▶ **Problem description**: From the data that follows, copy every line holding the string "Growth".

━━━━━━━━━━

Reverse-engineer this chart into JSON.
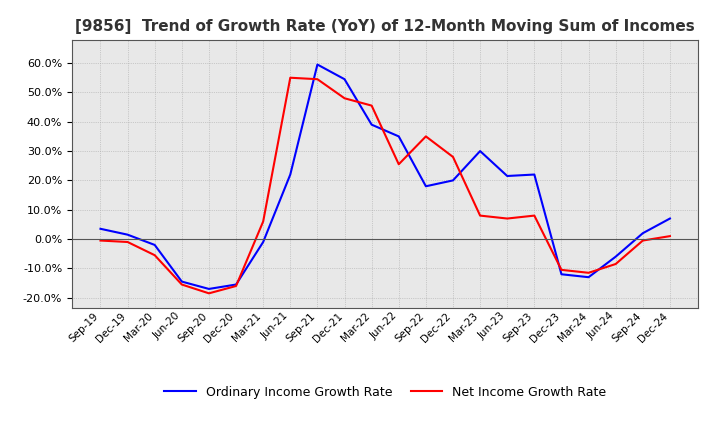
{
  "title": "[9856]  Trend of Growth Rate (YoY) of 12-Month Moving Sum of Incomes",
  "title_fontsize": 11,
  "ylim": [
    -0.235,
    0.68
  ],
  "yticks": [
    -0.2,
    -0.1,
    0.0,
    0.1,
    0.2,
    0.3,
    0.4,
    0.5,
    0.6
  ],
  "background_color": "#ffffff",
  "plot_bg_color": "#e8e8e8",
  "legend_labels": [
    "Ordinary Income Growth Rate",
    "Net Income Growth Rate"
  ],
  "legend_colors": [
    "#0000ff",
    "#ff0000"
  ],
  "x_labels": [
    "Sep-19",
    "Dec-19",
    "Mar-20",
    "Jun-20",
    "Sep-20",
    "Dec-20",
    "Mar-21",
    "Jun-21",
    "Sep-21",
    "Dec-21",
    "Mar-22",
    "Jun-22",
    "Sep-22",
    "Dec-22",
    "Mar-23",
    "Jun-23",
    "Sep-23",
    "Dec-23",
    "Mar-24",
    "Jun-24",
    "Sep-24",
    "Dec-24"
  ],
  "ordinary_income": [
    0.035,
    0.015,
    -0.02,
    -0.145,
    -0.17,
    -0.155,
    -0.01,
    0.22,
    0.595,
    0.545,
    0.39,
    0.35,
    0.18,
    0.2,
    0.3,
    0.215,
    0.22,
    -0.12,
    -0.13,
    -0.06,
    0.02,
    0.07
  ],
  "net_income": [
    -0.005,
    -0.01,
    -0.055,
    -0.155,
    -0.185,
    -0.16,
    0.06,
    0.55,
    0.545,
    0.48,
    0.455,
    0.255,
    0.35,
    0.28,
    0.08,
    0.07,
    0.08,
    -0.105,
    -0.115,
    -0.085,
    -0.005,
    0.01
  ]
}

━━━━━━━━━━

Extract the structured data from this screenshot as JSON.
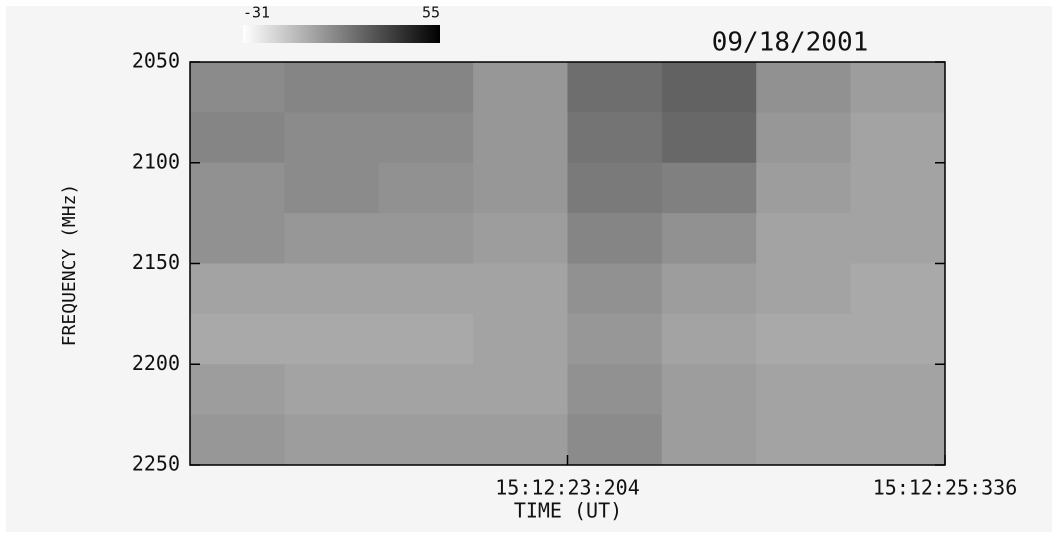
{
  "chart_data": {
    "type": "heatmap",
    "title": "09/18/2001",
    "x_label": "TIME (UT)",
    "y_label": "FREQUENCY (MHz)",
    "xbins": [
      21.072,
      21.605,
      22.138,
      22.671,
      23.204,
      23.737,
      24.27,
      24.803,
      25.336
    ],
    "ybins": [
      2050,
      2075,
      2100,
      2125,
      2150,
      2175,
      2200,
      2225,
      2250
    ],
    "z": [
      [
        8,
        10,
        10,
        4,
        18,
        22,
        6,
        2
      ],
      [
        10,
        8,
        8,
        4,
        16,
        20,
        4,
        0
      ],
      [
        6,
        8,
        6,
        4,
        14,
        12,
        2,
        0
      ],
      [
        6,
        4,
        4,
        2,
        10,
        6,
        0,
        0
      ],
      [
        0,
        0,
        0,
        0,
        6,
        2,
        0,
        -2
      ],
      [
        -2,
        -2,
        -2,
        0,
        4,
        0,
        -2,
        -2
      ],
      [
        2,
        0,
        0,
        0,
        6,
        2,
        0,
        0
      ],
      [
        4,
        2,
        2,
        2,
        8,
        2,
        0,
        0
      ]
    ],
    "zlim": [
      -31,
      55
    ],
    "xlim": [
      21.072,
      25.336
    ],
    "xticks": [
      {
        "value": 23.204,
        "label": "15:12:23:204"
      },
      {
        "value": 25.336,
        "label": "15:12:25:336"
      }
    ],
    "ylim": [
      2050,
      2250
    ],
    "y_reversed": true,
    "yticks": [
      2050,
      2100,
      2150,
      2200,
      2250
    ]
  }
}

━━━━━━━━━━

▶ **Exercise response**:
  "title": "[9856]  Trend of Growth Rate (YoY) of 12-Month Moving Sum of Incomes",
    "Ordinary Income Growth Rate",
    "Net Income Growth Rate"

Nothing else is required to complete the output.